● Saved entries
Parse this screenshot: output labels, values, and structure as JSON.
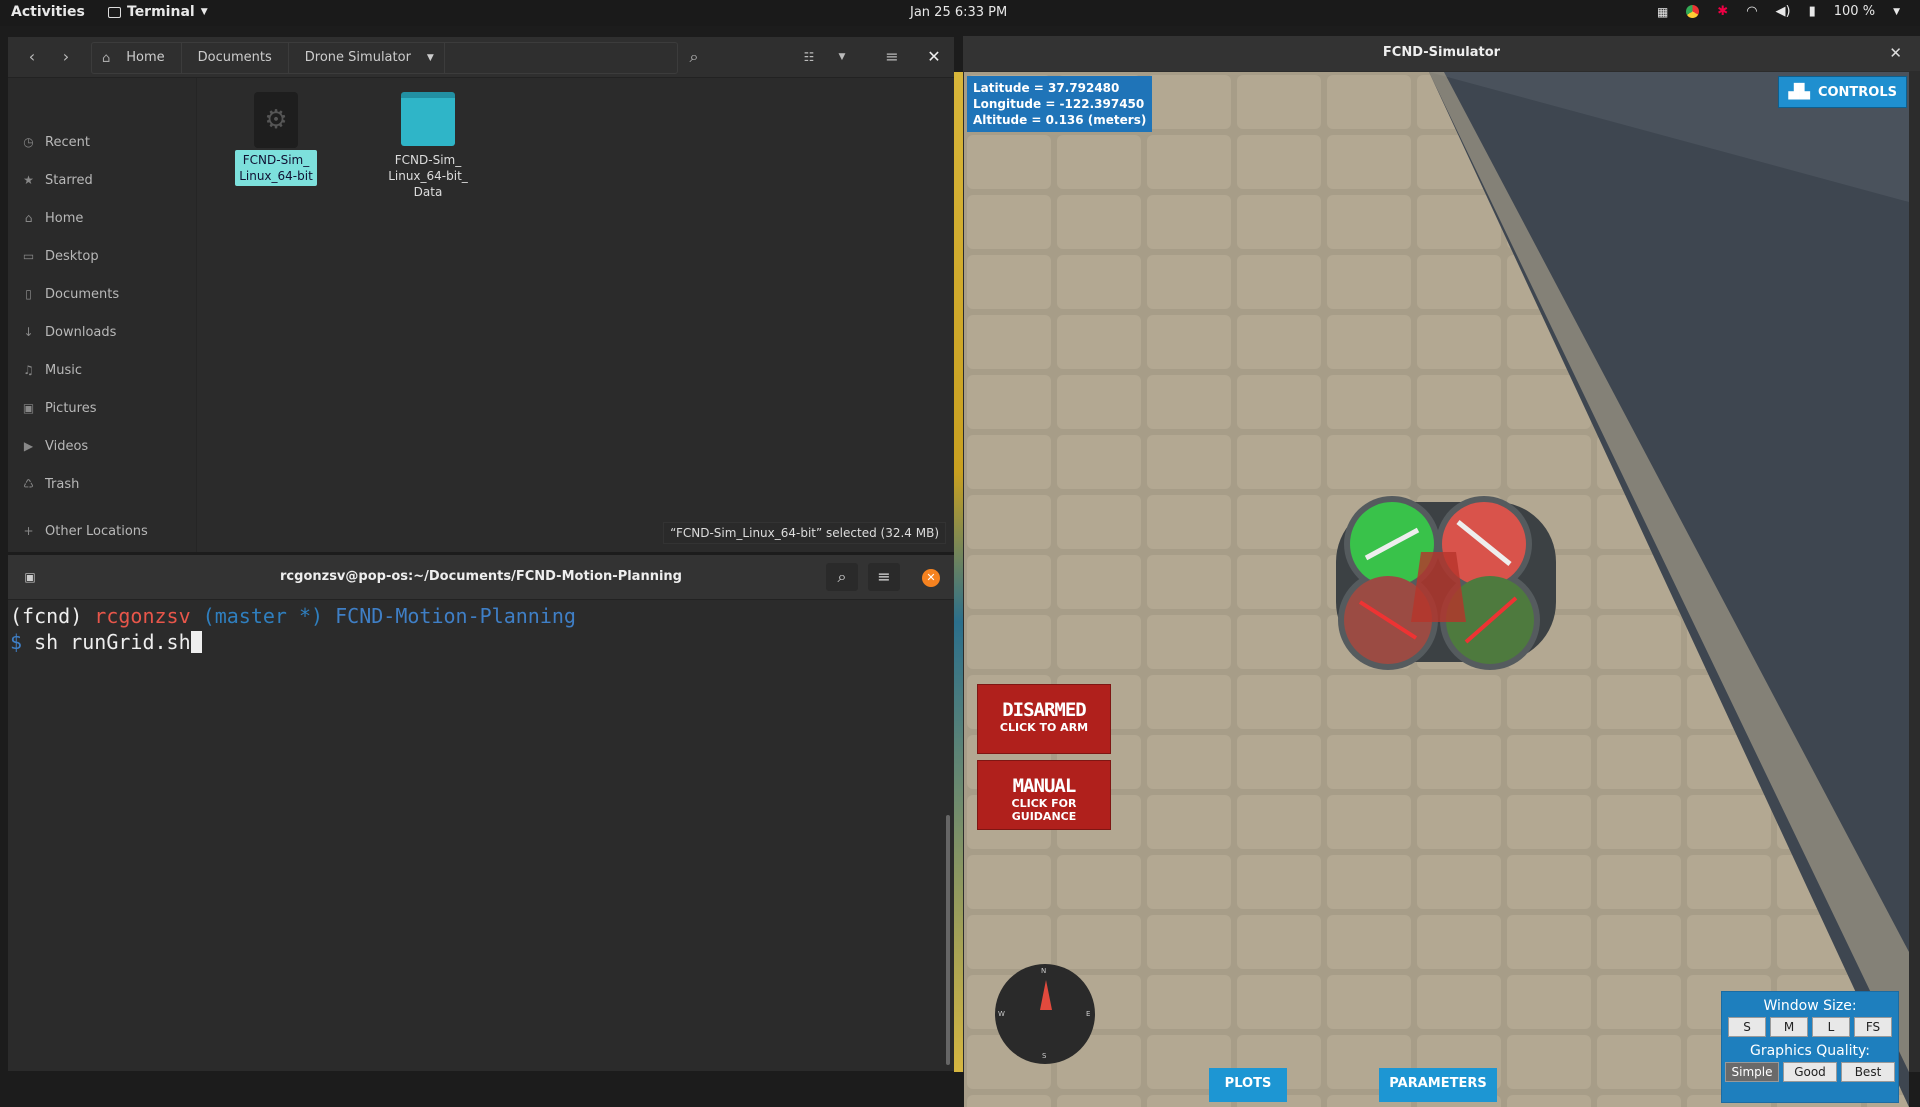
{
  "topbar": {
    "activities": "Activities",
    "app_name": "Terminal",
    "datetime": "Jan 25   6:33 PM",
    "battery": "100 %"
  },
  "files": {
    "breadcrumbs": [
      "Home",
      "Documents",
      "Drone Simulator"
    ],
    "sidebar": [
      {
        "label": "Recent",
        "icon": "clock-icon"
      },
      {
        "label": "Starred",
        "icon": "star-icon"
      },
      {
        "label": "Home",
        "icon": "home-icon"
      },
      {
        "label": "Desktop",
        "icon": "desktop-icon"
      },
      {
        "label": "Documents",
        "icon": "document-icon"
      },
      {
        "label": "Downloads",
        "icon": "download-icon"
      },
      {
        "label": "Music",
        "icon": "music-icon"
      },
      {
        "label": "Pictures",
        "icon": "picture-icon"
      },
      {
        "label": "Videos",
        "icon": "video-icon"
      },
      {
        "label": "Trash",
        "icon": "trash-icon"
      },
      {
        "label": "Other Locations",
        "icon": "plus-icon"
      }
    ],
    "items": [
      {
        "name": "FCND-Sim_\nLinux_64-bit",
        "type": "executable",
        "selected": true
      },
      {
        "name": "FCND-Sim_\nLinux_64-bit_\nData",
        "type": "folder",
        "selected": false
      }
    ],
    "status": "“FCND-Sim_Linux_64-bit” selected  (32.4 MB)"
  },
  "terminal": {
    "title": "rcgonzsv@pop-os:~/Documents/FCND-Motion-Planning",
    "env": "(fcnd)",
    "user": "rcgonzsv",
    "branch": "(master *)",
    "dir": "FCND-Motion-Planning",
    "prompt": "$",
    "command": "sh runGrid.sh"
  },
  "sim": {
    "title": "FCND-Simulator",
    "latitude": "Latitude = 37.792480",
    "longitude": "Longitude = -122.397450",
    "altitude": "Altitude = 0.136 (meters)",
    "controls": "CONTROLS",
    "armed_status": "DISARMED",
    "arm_hint": "CLICK TO ARM",
    "mode": "MANUAL",
    "mode_hint": "CLICK FOR GUIDANCE",
    "plots": "PLOTS",
    "parameters": "PARAMETERS",
    "window_size_label": "Window Size:",
    "window_sizes": [
      "S",
      "M",
      "L",
      "FS"
    ],
    "graphics_label": "Graphics Quality:",
    "graphics": [
      "Simple",
      "Good",
      "Best"
    ],
    "compass": {
      "n": "N",
      "e": "E",
      "s": "S",
      "w": "W"
    }
  },
  "colors": {
    "accent": "#1d96d3",
    "danger": "#b0201c",
    "selection": "#7de0dc"
  }
}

● WHAT TO DO
Gather all the lines that include the word "rcgonzsv" and copy them out.

● EXERCISE RESPONSE
    "title": "rcgonzsv@pop-os:~/Documents/FCND-Motion-Planning",
    "user": "rcgonzsv",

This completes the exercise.